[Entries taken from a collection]
------

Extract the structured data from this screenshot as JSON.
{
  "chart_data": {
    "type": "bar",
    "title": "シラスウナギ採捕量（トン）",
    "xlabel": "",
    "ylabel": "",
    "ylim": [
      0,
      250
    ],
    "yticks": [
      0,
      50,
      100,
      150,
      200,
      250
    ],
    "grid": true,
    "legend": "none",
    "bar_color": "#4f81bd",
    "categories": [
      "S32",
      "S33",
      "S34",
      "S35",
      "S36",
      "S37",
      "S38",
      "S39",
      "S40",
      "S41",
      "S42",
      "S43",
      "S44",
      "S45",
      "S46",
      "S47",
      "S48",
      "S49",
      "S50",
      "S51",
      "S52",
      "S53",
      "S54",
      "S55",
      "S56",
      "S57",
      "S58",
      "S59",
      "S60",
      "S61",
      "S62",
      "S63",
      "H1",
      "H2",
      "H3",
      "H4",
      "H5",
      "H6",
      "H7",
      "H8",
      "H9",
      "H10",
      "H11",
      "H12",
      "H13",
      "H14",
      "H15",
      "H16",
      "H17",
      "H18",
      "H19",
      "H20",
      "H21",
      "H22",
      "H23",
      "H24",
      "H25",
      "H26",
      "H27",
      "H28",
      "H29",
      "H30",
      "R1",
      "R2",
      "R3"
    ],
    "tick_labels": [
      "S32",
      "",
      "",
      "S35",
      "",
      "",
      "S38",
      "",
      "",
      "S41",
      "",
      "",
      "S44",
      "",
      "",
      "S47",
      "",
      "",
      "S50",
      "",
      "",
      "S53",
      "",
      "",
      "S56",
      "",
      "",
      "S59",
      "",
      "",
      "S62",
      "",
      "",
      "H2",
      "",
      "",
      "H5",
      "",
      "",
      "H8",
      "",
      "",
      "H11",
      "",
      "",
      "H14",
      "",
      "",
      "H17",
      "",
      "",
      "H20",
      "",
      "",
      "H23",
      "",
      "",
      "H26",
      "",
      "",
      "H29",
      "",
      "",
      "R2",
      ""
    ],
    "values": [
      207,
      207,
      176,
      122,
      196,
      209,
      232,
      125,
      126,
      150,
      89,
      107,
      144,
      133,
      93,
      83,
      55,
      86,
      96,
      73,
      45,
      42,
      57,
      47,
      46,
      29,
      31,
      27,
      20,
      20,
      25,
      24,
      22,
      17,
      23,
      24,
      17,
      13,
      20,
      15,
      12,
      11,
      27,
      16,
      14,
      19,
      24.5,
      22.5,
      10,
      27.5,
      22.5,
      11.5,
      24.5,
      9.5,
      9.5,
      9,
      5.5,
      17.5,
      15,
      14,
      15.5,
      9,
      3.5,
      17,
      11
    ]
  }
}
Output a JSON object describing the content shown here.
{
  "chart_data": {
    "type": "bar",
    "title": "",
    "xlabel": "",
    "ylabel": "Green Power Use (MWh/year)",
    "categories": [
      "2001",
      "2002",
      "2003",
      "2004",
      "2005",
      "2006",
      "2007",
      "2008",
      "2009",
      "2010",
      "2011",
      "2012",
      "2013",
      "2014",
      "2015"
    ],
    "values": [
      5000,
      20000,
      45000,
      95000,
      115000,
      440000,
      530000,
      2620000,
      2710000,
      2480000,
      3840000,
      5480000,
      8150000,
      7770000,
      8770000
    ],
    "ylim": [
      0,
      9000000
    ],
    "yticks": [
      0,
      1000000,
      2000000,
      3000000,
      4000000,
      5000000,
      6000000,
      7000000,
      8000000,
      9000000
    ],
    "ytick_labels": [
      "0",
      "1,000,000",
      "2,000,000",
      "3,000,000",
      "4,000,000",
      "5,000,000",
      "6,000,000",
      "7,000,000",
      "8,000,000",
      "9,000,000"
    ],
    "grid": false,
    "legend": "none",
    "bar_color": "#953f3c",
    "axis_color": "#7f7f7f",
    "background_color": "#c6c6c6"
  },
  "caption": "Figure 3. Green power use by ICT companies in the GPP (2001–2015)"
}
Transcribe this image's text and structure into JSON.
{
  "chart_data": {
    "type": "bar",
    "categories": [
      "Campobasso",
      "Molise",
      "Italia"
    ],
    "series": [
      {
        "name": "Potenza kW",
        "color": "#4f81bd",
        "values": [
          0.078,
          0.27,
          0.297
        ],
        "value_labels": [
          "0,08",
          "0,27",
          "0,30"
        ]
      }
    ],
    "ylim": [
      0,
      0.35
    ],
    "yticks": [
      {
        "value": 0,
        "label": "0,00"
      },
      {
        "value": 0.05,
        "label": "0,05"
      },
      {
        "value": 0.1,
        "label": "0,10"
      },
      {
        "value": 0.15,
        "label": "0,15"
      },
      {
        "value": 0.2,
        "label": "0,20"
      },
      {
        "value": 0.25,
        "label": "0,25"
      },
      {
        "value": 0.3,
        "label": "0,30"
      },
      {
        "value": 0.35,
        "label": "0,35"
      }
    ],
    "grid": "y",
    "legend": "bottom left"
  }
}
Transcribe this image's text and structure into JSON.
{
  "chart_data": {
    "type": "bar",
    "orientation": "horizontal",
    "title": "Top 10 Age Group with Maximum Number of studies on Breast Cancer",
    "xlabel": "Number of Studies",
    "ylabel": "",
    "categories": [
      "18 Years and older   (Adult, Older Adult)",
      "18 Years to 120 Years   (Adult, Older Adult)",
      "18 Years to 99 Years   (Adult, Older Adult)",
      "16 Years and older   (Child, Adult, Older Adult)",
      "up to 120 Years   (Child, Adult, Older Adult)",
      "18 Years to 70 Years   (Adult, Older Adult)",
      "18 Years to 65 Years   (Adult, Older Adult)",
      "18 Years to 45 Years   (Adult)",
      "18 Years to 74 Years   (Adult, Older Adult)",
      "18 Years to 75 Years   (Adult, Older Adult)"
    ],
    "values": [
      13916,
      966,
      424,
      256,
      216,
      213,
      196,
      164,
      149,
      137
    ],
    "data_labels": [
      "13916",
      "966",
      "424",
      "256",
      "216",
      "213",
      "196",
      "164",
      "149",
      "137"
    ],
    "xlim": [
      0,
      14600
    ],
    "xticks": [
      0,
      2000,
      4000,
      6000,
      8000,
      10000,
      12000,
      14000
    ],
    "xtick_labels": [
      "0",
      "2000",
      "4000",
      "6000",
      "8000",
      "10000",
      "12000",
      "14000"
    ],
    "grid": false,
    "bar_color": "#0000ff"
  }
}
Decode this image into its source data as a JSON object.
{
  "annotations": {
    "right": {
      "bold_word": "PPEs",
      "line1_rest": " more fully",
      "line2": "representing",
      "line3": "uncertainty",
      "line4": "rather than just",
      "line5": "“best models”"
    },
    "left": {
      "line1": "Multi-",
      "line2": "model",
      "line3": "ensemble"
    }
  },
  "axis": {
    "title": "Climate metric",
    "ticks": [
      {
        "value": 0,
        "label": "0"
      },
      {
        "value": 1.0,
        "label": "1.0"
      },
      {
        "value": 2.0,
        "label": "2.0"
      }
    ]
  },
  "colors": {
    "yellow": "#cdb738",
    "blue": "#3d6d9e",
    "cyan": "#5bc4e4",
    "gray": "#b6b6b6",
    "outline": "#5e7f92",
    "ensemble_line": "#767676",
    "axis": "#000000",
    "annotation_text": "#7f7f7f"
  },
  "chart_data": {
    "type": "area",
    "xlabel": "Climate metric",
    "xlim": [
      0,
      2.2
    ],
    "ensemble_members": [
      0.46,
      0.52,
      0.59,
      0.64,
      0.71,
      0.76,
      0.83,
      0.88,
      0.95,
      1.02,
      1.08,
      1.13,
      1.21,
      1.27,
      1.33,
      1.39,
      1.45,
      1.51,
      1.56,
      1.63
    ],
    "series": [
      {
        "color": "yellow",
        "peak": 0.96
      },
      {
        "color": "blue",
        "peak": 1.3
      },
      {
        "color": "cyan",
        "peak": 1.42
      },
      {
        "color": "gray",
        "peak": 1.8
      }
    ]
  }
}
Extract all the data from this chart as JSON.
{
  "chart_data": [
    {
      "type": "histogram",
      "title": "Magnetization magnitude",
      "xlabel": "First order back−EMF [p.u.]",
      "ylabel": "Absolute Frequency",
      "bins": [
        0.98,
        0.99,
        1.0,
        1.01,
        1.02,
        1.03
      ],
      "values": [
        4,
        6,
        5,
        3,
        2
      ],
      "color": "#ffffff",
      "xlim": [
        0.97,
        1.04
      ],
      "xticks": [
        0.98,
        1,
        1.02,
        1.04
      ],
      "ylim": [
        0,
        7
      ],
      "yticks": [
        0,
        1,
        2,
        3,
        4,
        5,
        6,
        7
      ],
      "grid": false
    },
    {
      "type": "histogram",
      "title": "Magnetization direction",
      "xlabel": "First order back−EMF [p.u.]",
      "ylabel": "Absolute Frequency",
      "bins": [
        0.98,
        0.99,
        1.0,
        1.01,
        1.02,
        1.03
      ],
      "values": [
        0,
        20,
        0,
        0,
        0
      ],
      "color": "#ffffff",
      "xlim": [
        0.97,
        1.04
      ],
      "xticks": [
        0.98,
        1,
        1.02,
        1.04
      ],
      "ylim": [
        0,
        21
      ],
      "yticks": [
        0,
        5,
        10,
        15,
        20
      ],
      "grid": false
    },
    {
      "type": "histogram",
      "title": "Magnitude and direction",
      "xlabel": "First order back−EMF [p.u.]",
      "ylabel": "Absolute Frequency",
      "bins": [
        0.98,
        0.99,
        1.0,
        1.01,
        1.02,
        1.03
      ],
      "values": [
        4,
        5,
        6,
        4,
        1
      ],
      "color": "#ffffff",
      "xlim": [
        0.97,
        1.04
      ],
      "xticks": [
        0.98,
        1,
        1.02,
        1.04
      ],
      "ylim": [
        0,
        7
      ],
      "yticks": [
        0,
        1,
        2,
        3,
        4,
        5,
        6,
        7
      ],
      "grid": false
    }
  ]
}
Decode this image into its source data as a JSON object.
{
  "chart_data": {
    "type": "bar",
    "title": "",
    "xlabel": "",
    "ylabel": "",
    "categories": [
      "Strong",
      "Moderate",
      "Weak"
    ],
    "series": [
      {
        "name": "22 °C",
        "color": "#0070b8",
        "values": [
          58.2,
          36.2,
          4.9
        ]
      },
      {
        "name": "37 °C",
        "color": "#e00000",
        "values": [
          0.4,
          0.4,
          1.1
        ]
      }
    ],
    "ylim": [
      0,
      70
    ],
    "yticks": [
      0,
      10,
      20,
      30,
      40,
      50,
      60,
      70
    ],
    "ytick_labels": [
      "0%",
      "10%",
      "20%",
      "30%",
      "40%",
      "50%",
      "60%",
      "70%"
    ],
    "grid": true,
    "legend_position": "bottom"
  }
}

------

→ What is required:
In the listing above, find each line with the word "Older" and copy it.

→ Exercise solution:
      "18 Years and older   (Adult, Older Adult)",
      "18 Years to 120 Years   (Adult, Older Adult)",
      "18 Years to 99 Years   (Adult, Older Adult)",
      "16 Years and older   (Child, Adult, Older Adult)",
      "up to 120 Years   (Child, Adult, Older Adult)",
      "18 Years to 70 Years   (Adult, Older Adult)",
      "18 Years to 65 Years   (Adult, Older Adult)",
      "18 Years to 74 Years   (Adult, Older Adult)",
      "18 Years to 75 Years   (Adult, Older Adult)"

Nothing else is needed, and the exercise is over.